[Material shown]
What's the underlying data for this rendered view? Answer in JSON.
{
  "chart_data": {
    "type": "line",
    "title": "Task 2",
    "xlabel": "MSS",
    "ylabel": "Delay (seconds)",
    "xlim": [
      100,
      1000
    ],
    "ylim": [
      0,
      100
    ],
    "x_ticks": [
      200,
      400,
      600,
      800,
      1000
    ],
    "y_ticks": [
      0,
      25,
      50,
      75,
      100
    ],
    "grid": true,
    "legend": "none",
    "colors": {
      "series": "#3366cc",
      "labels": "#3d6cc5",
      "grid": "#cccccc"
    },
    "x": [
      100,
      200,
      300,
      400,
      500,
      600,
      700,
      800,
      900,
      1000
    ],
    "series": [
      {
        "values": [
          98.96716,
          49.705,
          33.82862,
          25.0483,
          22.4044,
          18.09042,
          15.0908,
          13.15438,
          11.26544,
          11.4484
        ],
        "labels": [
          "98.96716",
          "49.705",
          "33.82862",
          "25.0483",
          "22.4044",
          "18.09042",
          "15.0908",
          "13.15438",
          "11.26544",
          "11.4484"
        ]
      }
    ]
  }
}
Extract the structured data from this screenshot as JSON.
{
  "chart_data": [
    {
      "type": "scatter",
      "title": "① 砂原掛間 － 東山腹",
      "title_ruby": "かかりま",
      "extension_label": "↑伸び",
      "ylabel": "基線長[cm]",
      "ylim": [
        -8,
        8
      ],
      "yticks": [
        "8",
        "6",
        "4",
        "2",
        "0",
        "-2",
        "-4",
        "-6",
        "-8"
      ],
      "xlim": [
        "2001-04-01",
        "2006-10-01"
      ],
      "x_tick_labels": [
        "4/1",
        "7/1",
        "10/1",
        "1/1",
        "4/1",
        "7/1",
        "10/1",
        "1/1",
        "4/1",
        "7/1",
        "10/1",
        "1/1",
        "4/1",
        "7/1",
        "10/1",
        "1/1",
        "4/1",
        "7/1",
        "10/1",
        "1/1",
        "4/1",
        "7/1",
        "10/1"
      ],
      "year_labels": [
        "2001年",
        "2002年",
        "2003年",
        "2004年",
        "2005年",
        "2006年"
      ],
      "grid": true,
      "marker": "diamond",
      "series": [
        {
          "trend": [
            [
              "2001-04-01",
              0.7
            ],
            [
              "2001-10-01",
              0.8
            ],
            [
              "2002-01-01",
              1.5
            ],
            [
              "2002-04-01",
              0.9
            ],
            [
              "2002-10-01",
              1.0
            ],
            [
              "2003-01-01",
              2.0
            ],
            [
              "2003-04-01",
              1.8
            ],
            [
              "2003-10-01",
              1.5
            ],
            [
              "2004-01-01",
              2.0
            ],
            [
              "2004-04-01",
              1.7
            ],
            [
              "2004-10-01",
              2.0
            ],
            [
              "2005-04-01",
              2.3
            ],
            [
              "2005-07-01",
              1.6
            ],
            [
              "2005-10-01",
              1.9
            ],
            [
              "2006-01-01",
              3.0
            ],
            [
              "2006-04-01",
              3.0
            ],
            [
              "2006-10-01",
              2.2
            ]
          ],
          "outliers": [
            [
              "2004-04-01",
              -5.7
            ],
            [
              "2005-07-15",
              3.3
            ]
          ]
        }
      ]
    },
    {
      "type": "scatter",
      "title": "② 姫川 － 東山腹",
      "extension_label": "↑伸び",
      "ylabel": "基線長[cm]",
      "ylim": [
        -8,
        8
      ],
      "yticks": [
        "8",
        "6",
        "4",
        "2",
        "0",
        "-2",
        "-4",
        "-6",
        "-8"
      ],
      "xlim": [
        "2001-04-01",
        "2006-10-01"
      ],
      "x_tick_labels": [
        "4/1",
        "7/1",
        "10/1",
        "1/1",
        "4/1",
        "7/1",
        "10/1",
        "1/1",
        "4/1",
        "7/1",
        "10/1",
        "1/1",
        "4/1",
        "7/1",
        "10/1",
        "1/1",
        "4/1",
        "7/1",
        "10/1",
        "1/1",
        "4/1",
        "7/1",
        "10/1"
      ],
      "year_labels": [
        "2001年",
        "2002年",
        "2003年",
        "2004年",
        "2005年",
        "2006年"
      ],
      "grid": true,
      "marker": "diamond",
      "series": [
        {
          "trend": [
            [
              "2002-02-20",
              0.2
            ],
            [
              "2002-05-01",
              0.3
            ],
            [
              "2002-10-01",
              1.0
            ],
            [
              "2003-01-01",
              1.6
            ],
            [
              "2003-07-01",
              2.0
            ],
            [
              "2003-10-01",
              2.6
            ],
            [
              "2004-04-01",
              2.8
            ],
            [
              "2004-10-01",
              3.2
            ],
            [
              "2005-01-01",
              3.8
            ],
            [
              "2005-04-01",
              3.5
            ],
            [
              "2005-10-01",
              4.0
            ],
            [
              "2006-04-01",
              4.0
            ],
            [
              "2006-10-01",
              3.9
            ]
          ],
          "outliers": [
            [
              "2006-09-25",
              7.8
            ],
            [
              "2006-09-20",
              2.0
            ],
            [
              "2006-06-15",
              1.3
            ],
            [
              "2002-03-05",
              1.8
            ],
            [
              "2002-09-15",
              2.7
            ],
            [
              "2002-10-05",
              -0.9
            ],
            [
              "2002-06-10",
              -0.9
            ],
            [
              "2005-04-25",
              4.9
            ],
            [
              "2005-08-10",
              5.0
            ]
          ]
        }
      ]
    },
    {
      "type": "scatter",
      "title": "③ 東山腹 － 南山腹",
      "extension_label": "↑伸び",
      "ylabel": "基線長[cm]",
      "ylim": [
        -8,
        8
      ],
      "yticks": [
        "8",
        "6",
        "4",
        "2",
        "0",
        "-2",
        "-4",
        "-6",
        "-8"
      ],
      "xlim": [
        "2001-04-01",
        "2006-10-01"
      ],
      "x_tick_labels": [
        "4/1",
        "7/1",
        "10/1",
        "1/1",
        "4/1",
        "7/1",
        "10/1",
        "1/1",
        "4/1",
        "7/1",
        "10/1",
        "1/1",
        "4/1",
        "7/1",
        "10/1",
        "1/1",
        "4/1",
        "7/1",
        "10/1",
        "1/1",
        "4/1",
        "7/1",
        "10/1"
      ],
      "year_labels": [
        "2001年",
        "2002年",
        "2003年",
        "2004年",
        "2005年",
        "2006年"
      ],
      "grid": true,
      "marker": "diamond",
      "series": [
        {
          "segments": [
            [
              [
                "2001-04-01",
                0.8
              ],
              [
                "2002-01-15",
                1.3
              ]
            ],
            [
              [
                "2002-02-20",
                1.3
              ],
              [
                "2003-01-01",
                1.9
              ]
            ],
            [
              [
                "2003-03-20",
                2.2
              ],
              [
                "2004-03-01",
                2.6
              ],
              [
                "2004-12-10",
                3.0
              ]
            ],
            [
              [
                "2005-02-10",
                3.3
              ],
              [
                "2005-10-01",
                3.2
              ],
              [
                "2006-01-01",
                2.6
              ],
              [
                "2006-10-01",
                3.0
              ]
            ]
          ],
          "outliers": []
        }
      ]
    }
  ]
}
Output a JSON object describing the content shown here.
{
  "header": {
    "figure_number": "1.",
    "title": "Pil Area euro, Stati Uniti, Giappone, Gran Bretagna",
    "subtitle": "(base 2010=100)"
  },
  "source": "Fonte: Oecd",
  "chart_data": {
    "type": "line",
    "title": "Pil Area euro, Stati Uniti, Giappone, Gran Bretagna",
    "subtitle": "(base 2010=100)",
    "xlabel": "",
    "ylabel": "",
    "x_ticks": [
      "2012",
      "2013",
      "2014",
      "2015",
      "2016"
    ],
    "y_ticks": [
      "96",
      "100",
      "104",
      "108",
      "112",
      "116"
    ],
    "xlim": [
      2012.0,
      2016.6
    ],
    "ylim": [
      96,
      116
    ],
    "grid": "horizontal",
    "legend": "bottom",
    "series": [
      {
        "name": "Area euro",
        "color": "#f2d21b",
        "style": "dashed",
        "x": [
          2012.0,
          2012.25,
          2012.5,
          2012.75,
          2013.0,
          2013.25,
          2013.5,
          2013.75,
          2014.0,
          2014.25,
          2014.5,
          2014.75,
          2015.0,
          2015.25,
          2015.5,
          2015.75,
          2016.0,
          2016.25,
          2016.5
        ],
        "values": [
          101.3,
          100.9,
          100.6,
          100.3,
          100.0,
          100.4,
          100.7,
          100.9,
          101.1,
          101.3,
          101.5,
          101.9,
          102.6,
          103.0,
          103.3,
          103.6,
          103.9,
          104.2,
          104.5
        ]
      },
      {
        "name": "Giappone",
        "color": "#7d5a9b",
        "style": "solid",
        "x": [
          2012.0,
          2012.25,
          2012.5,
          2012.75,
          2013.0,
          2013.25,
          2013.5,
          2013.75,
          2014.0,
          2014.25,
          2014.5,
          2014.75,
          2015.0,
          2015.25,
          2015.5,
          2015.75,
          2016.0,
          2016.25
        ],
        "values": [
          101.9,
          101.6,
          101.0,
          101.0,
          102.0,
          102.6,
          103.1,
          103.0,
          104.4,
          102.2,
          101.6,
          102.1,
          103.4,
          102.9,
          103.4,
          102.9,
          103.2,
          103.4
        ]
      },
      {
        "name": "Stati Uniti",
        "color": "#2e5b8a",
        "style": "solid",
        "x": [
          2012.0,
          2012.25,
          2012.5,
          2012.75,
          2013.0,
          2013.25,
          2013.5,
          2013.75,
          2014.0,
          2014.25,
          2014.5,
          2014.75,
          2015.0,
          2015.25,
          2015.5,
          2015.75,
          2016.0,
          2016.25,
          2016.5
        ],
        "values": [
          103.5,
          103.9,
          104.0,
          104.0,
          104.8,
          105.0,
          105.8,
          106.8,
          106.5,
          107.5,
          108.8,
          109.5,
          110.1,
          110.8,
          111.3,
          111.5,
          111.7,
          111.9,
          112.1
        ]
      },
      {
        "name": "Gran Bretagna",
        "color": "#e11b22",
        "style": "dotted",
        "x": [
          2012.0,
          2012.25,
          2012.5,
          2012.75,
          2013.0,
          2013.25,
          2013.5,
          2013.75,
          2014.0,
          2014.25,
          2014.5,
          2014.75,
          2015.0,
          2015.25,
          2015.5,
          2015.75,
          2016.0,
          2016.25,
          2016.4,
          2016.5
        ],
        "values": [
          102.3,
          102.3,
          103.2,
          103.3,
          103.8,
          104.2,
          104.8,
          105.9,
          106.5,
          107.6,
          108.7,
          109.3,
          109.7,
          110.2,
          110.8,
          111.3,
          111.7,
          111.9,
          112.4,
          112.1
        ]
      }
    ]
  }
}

[What you have to do] In the records, locate each line holding the string "JSON" and copy it.

[Solved problem]
What's the underlying data for this rendered view? Answer in JSON.
Extract the structured data from this screenshot as JSON.
Output a JSON object describing the content shown here.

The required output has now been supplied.